§ PROMPT:
Output each entry that follows exactly. Images stay out.

§ RECORDS SHOWN:
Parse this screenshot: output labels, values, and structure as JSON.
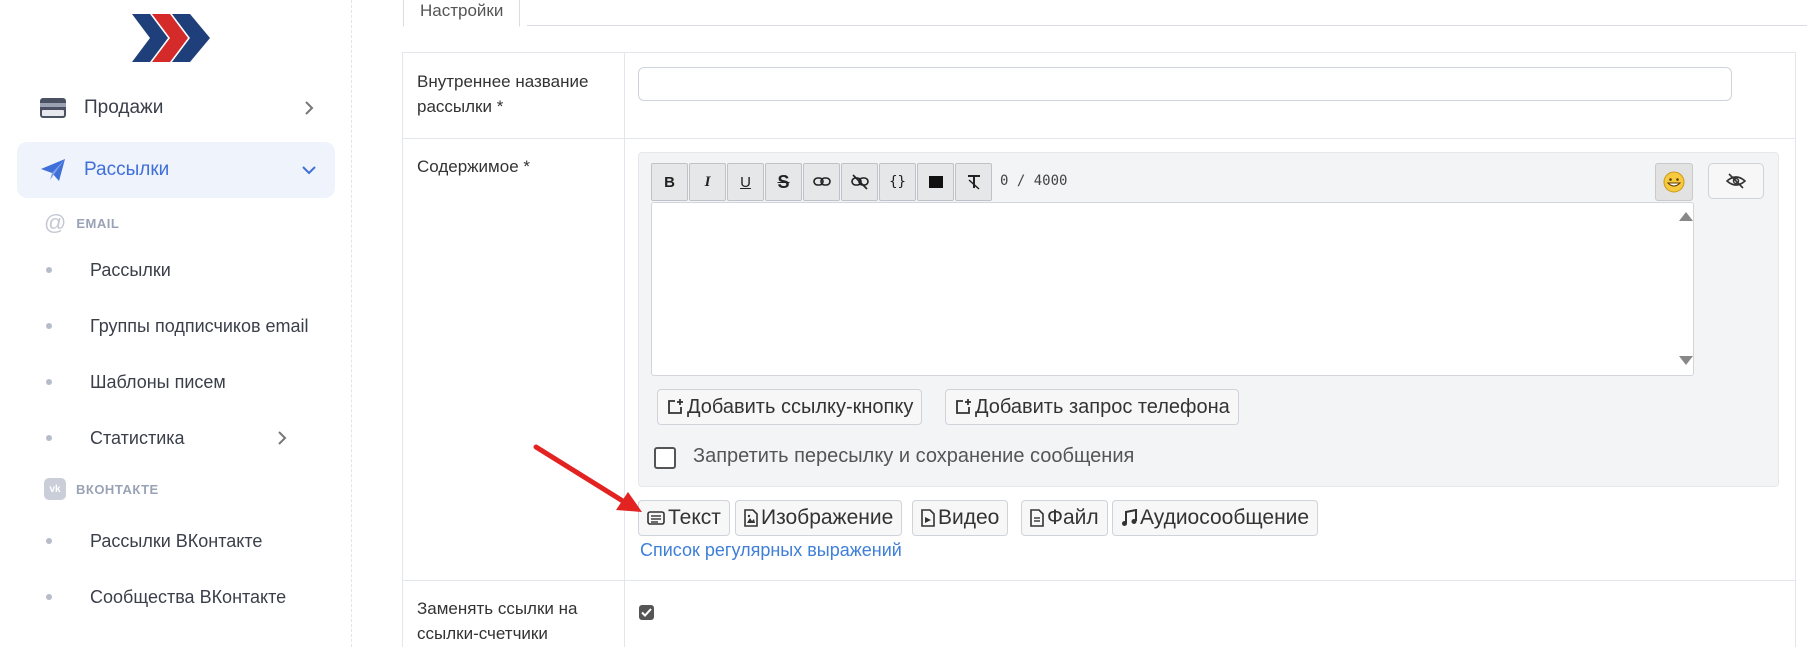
{
  "sidebar": {
    "logo_name": "brand-logo",
    "items": [
      {
        "label": "Продажи",
        "icon": "card-icon",
        "expanded": false
      },
      {
        "label": "Рассылки",
        "icon": "paper-plane-icon",
        "expanded": true
      }
    ],
    "sections": [
      {
        "title": "EMAIL",
        "icon": "at-icon",
        "items": [
          {
            "label": "Рассылки"
          },
          {
            "label": "Группы подписчиков email"
          },
          {
            "label": "Шаблоны писем"
          },
          {
            "label": "Статистика",
            "has_submenu": true
          }
        ]
      },
      {
        "title": "ВКОНТАКТЕ",
        "icon": "vk-icon",
        "items": [
          {
            "label": "Рассылки ВКонтакте"
          },
          {
            "label": "Сообщества ВКонтакте"
          }
        ]
      }
    ],
    "accent_color": "#3f6fd8"
  },
  "main": {
    "tab_label": "Настройки",
    "form": {
      "name_label": "Внутреннее название рассылки *",
      "name_value": "",
      "content_label": "Содержимое *",
      "replace_links_label": "Заменять ссылки на ссылки-счетчики",
      "replace_links_checked": true
    },
    "editor": {
      "toolbar": [
        {
          "name": "bold-button",
          "glyph": "B"
        },
        {
          "name": "italic-button",
          "glyph": "I"
        },
        {
          "name": "underline-button",
          "glyph": "U"
        },
        {
          "name": "strikethrough-button",
          "glyph": "S"
        },
        {
          "name": "link-button",
          "glyph": "link"
        },
        {
          "name": "unlink-button",
          "glyph": "unlink"
        },
        {
          "name": "code-button",
          "glyph": "{}"
        },
        {
          "name": "spoiler-button",
          "glyph": "block"
        },
        {
          "name": "clear-format-button",
          "glyph": "clear"
        }
      ],
      "counter": "0 / 4000",
      "emoji_icon": "smile-emoji-icon",
      "preview_icon": "eye-off-icon",
      "text": ""
    },
    "add_link_button": "Добавить ссылку-кнопку",
    "add_phone_button": "Добавить запрос телефона",
    "forbid_forward_label": "Запретить пересылку и сохранение сообщения",
    "forbid_forward_checked": false,
    "message_types": [
      {
        "label": "Текст",
        "icon": "text-icon"
      },
      {
        "label": "Изображение",
        "icon": "image-file-icon"
      },
      {
        "label": "Видео",
        "icon": "video-file-icon"
      },
      {
        "label": "Файл",
        "icon": "file-icon"
      },
      {
        "label": "Аудиосообщение",
        "icon": "music-note-icon"
      }
    ],
    "regex_link": "Список регулярных выражений",
    "annotation_arrow_color": "#e32222"
  }
}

§ EXPECTED ANSWER:
Parse this screenshot: output labels, values, and structure as JSON.
{
  "sidebar": {
    "logo_name": "brand-logo",
    "items": [
      {
        "label": "Продажи",
        "icon": "card-icon",
        "expanded": false
      },
      {
        "label": "Рассылки",
        "icon": "paper-plane-icon",
        "expanded": true
      }
    ],
    "sections": [
      {
        "title": "EMAIL",
        "icon": "at-icon",
        "items": [
          {
            "label": "Рассылки"
          },
          {
            "label": "Группы подписчиков email"
          },
          {
            "label": "Шаблоны писем"
          },
          {
            "label": "Статистика",
            "has_submenu": true
          }
        ]
      },
      {
        "title": "ВКОНТАКТЕ",
        "icon": "vk-icon",
        "items": [
          {
            "label": "Рассылки ВКонтакте"
          },
          {
            "label": "Сообщества ВКонтакте"
          }
        ]
      }
    ],
    "accent_color": "#3f6fd8"
  },
  "main": {
    "tab_label": "Настройки",
    "form": {
      "name_label": "Внутреннее название рассылки *",
      "name_value": "",
      "content_label": "Содержимое *",
      "replace_links_label": "Заменять ссылки на ссылки-счетчики",
      "replace_links_checked": true
    },
    "editor": {
      "toolbar": [
        {
          "name": "bold-button",
          "glyph": "B"
        },
        {
          "name": "italic-button",
          "glyph": "I"
        },
        {
          "name": "underline-button",
          "glyph": "U"
        },
        {
          "name": "strikethrough-button",
          "glyph": "S"
        },
        {
          "name": "link-button",
          "glyph": "link"
        },
        {
          "name": "unlink-button",
          "glyph": "unlink"
        },
        {
          "name": "code-button",
          "glyph": "{}"
        },
        {
          "name": "spoiler-button",
          "glyph": "block"
        },
        {
          "name": "clear-format-button",
          "glyph": "clear"
        }
      ],
      "counter": "0 / 4000",
      "emoji_icon": "smile-emoji-icon",
      "preview_icon": "eye-off-icon",
      "text": ""
    },
    "add_link_button": "Добавить ссылку-кнопку",
    "add_phone_button": "Добавить запрос телефона",
    "forbid_forward_label": "Запретить пересылку и сохранение сообщения",
    "forbid_forward_checked": false,
    "message_types": [
      {
        "label": "Текст",
        "icon": "text-icon"
      },
      {
        "label": "Изображение",
        "icon": "image-file-icon"
      },
      {
        "label": "Видео",
        "icon": "video-file-icon"
      },
      {
        "label": "Файл",
        "icon": "file-icon"
      },
      {
        "label": "Аудиосообщение",
        "icon": "music-note-icon"
      }
    ],
    "regex_link": "Список регулярных выражений",
    "annotation_arrow_color": "#e32222"
  }
}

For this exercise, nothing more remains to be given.